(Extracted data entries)
· · · · ·

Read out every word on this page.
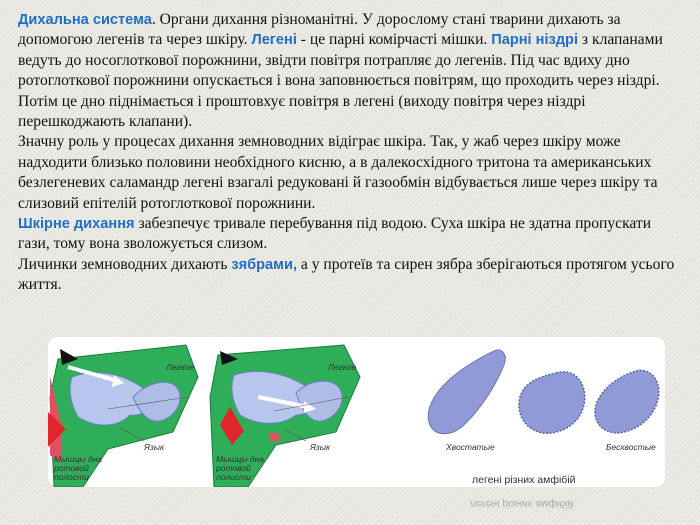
Дихальна система. Органи дихання різноманітні. У дорослому стані тварини дихають за допомогою легенів та через шкіру. Легені - це парні комірчасті мішки. Парні ніздрі з клапанами ведуть до носоглоткової порожнини, звідти повітря потрапляє до легенів. Під час вдиху дно ротоглоткової порожнини опускається і вона заповнюється повітрям, що проходить через ніздрі. Потім це дно піднімається і проштовхує повітря в легені (виходу повітря через ніздрі перешкоджають клапани).

Значну роль у процесах дихання земноводних відіграє шкіра. Так, у жаб через шкіру може надходити близько половини необхідного кисню, а в далекосхідного тритона та американських безлегеневих саламандр легені взагалі редуковані й газообмін відбувається лише через шкіру та слизовий епітелій ротоглоткової порожнини.

Шкірне дихання забезпечує тривале перебування під водою. Суха шкіра не здатна пропускати гази, тому вона зволожується слизом.

Личинки земноводних дихають зябрами, а у протеїв та сирен зябра зберігаються протягом усього життя.

Легкое
Язык
Мышцы дна
ротовой
полости
Легкое
Язык
Мышцы дна
ротовой
полости
Хвостатые	Бесхвостые
легені різних амфібій
легені різних амфібій
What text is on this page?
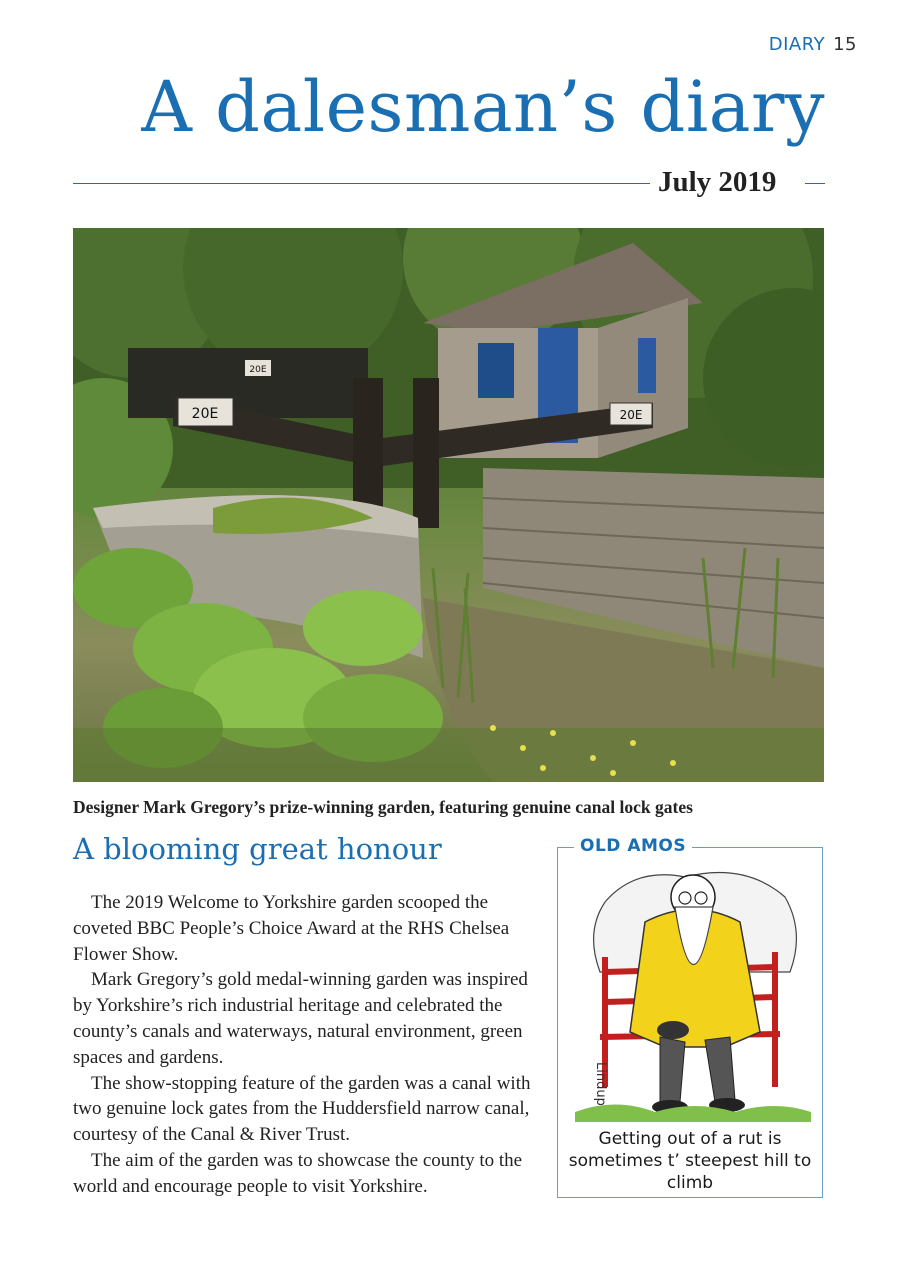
DIARY 15
A dalesman’s diary
July 2019
20E	20E
20E
Designer Mark Gregory’s prize-winning garden, featuring genuine canal lock gates
A blooming great honour

The 2019 Welcome to Yorkshire garden scooped the coveted BBC People’s Choice Award at the RHS Chelsea Flower Show.

Mark Gregory’s gold medal-winning garden was inspired by Yorkshire’s rich industrial heritage and celebrated the county’s canals and waterways, natural environment, green spaces and gardens.

The show-stopping feature of the garden was a canal with two genuine lock gates from the Huddersfield narrow canal, courtesy of the Canal & River Trust.

The aim of the garden was to showcase the county to the world and encourage people to visit Yorkshire.

OLD AMOS
Lindup
Getting out of a rut is sometimes t’ steepest hill to climb
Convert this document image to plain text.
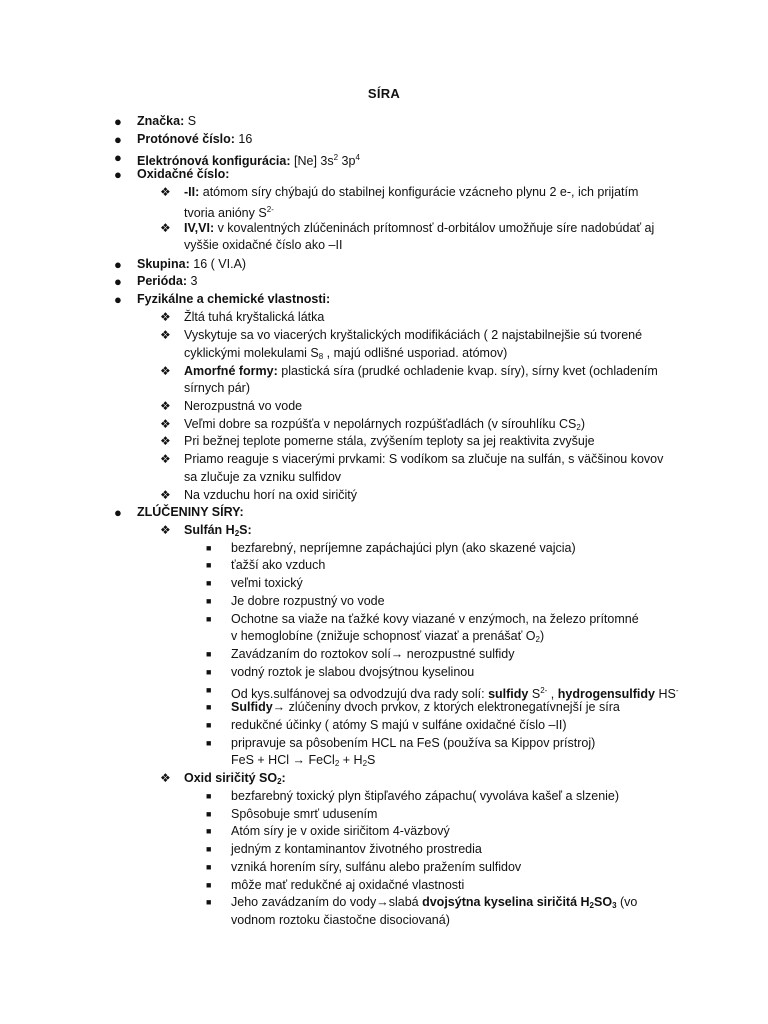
SÍRA
● Značka: S
● Protónové číslo: 16
● Elektrónová konfigurácia: [Ne] $3s^2$ $3p^4$
● Oxidačné číslo:
❖ -II: atómom síry chýbajú do stabilnej konfigurácie vzácneho plynu 2 e-, ich prijatím
tvoria anióny $S^{2-}$
❖ IV,VI: v kovalentných zlúčeninách prítomnosť d-orbitálov umožňuje síre nadobúdať aj
vyššie oxidačné číslo ako –II
● Skupina: 16 ( VI.A)
● Perióda: 3
● Fyzikálne a chemické vlastnosti:
❖ Žltá tuhá kryštalická látka
❖ Vyskytuje sa vo viacerých kryštalických modifikáciách ( 2 najstabilnejšie sú tvorené
cyklickými molekulami $S_8$ , majú odlišné usporiad. atómov)
❖ Amorfné formy: plastická síra (prudké ochladenie kvap. síry), sírny kvet (ochladením
sírnych pár)
❖ Nerozpustná vo vode
❖ Veľmi dobre sa rozpúšťa v nepolárnych rozpúšťadlách (v sírouhlíku $CS_2$)
❖ Pri bežnej teplote pomerne stála, zvýšením teploty sa jej reaktivita zvyšuje
❖ Priamo reaguje s viacerými prvkami: S vodíkom sa zlučuje na sulfán, s väčšinou kovov
sa zlučuje za vzniku sulfidov
❖ Na vzduchu horí na oxid siričitý
● ZLÚČENINY SÍRY:
❖ Sulfán $H_2S$:
■ bezfarebný, nepríjemne zapáchajúci plyn (ako skazené vajcia)
■ ťažší ako vzduch
■ veľmi toxický
■ Je dobre rozpustný vo vode
■ Ochotne sa viaže na ťažké kovy viazané v enzýmoch, na železo prítomné
v hemoglobíne (znižuje schopnosť viazať a prenášať $O_2$)
■ Zavádzaním do roztokov solí→ nerozpustné sulfidy
■ vodný roztok je slabou dvojsýtnou kyselinou
■ Od kys.sulfánovej sa odvodzujú dva rady solí: sulfidy $S^{2-}$ , hydrogensulfidy HS-
■ Sulfidy→ zlúčeniny dvoch prvkov, z ktorých elektronegatívnejší je síra
■ redukčné účinky ( atómy S majú v sulfáne oxidačné číslo –II)
■ pripravuje sa pôsobením HCL na FeS (používa sa Kippov prístroj)
FeS + HCl → FeCl$_2$ + $H_2S$
❖ Oxid siričitý $SO_2$:
■ bezfarebný toxický plyn štipľavého zápachu( vyvoláva kašeľ a slzenie)
■ Spôsobuje smrť udusením
■ Atóm síry je v oxide siričitom 4-väzbový
■ jedným z kontaminantov životného prostredia
■ vzniká horením síry, sulfánu alebo pražením sulfidov
■ môže mať redukčné aj oxidačné vlastnosti
■ Jeho zavádzaním do vody→slabá dvojsýtna kyselina siričitá $H_2SO_3$ (vo
vodnom roztoku čiastočne disociovaná)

· · · · ·

Repeat the data above exactly, but not the pictures.

*RESULT OF THIS EXERCISE*:
Read out every word on this page.
Дихальна система. Органи дихання різноманітні. У дорослому стані тварини дихають за допомогою легенів та через шкіру. Легені - це парні комірчасті мішки. Парні ніздрі з клапанами ведуть до носоглоткової порожнини, звідти повітря потрапляє до легенів. Під час вдиху дно ротоглоткової порожнини опускається і вона заповнюється повітрям, що проходить через ніздрі. Потім це дно піднімається і проштовхує повітря в легені (виходу повітря через ніздрі перешкоджають клапани).

Значну роль у процесах дихання земноводних відіграє шкіра. Так, у жаб через шкіру може надходити близько половини необхідного кисню, а в далекосхідного тритона та американських безлегеневих саламандр легені взагалі редуковані й газообмін відбувається лише через шкіру та слизовий епітелій ротоглоткової порожнини.

Шкірне дихання забезпечує тривале перебування під водою. Суха шкіра не здатна пропускати гази, тому вона зволожується слизом.

Личинки земноводних дихають зябрами, а у протеїв та сирен зябра зберігаються протягом усього життя.

Легкое
Язык
Мышцы дна
ротовой
полости
Легкое
Язык
Мышцы дна
ротовой
полости
Хвостатые	Бесхвостые
легені різних амфібій
легені різних амфібій
What text is on this page?
DIARY 15
A dalesman’s diary
July 2019
20E	20E
20E
Designer Mark Gregory’s prize-winning garden, featuring genuine canal lock gates
A blooming great honour

The 2019 Welcome to Yorkshire garden scooped the coveted BBC People’s Choice Award at the RHS Chelsea Flower Show.

Mark Gregory’s gold medal-winning garden was inspired by Yorkshire’s rich industrial heritage and celebrated the county’s canals and waterways, natural environment, green spaces and gardens.

The show-stopping feature of the garden was a canal with two genuine lock gates from the Huddersfield narrow canal, courtesy of the Canal & River Trust.

The aim of the garden was to showcase the county to the world and encourage people to visit Yorkshire.

OLD AMOS
Lindup
Getting out of a rut is sometimes t’ steepest hill to climb
Convert this document image to plain text.
SÍRA
● Značka: S
● Protónové číslo: 16
● Elektrónová konfigurácia: [Ne] $3s^2$ $3p^4$
● Oxidačné číslo:
❖ -II: atómom síry chýbajú do stabilnej konfigurácie vzácneho plynu 2 e-, ich prijatím
tvoria anióny $S^{2-}$
❖ IV,VI: v kovalentných zlúčeninách prítomnosť d-orbitálov umožňuje síre nadobúdať aj
vyššie oxidačné číslo ako –II
● Skupina: 16 ( VI.A)
● Perióda: 3
● Fyzikálne a chemické vlastnosti:
❖ Žltá tuhá kryštalická látka
❖ Vyskytuje sa vo viacerých kryštalických modifikáciách ( 2 najstabilnejšie sú tvorené
cyklickými molekulami $S_8$ , majú odlišné usporiad. atómov)
❖ Amorfné formy: plastická síra (prudké ochladenie kvap. síry), sírny kvet (ochladením
sírnych pár)
❖ Nerozpustná vo vode
❖ Veľmi dobre sa rozpúšťa v nepolárnych rozpúšťadlách (v sírouhlíku $CS_2$)
❖ Pri bežnej teplote pomerne stála, zvýšením teploty sa jej reaktivita zvyšuje
❖ Priamo reaguje s viacerými prvkami: S vodíkom sa zlučuje na sulfán, s väčšinou kovov
sa zlučuje za vzniku sulfidov
❖ Na vzduchu horí na oxid siričitý
● ZLÚČENINY SÍRY:
❖ Sulfán $H_2S$:
■ bezfarebný, nepríjemne zapáchajúci plyn (ako skazené vajcia)
■ ťažší ako vzduch
■ veľmi toxický
■ Je dobre rozpustný vo vode
■ Ochotne sa viaže na ťažké kovy viazané v enzýmoch, na železo prítomné
v hemoglobíne (znižuje schopnosť viazať a prenášať $O_2$)
■ Zavádzaním do roztokov solí→ nerozpustné sulfidy
■ vodný roztok je slabou dvojsýtnou kyselinou
■ Od kys.sulfánovej sa odvodzujú dva rady solí: sulfidy $S^{2-}$ , hydrogensulfidy HS-
■ Sulfidy→ zlúčeniny dvoch prvkov, z ktorých elektronegatívnejší je síra
■ redukčné účinky ( atómy S majú v sulfáne oxidačné číslo –II)
■ pripravuje sa pôsobením HCL na FeS (používa sa Kippov prístroj)
FeS + HCl → FeCl$_2$ + $H_2S$
❖ Oxid siričitý $SO_2$:
■ bezfarebný toxický plyn štipľavého zápachu( vyvoláva kašeľ a slzenie)
■ Spôsobuje smrť udusením
■ Atóm síry je v oxide siričitom 4-väzbový
■ jedným z kontaminantov životného prostredia
■ vzniká horením síry, sulfánu alebo pražením sulfidov
■ môže mať redukčné aj oxidačné vlastnosti
■ Jeho zavádzaním do vody→slabá dvojsýtna kyselina siričitá $H_2SO_3$ (vo
vodnom roztoku čiastočne disociovaná)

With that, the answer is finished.